- [Exercise brief]: Pick out every line that holds the string "указывается" and copy it.
═════ Records for the exercise
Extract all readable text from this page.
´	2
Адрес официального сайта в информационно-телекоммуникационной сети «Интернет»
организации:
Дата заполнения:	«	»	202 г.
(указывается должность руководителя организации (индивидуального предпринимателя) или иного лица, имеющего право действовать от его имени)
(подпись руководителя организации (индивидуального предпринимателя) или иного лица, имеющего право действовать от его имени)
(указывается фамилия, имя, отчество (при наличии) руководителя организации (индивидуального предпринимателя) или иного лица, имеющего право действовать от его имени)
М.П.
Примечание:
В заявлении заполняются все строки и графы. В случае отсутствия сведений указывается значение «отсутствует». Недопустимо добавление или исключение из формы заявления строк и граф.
══════════
- [Exercise response]:
(указывается должность руководителя организации (индивидуального предпринимателя) или иного лица, имеющего право действовать от его имени)
(указывается фамилия, имя, отчество (при наличии) руководителя организации (индивидуального предпринимателя) или иного лица, имеющего право действовать от его имени)
В заявлении заполняются все строки и графы. В случае отсутствия сведений указывается значение «отсутствует». Недопустимо добавление или исключение из формы заявления строк и граф.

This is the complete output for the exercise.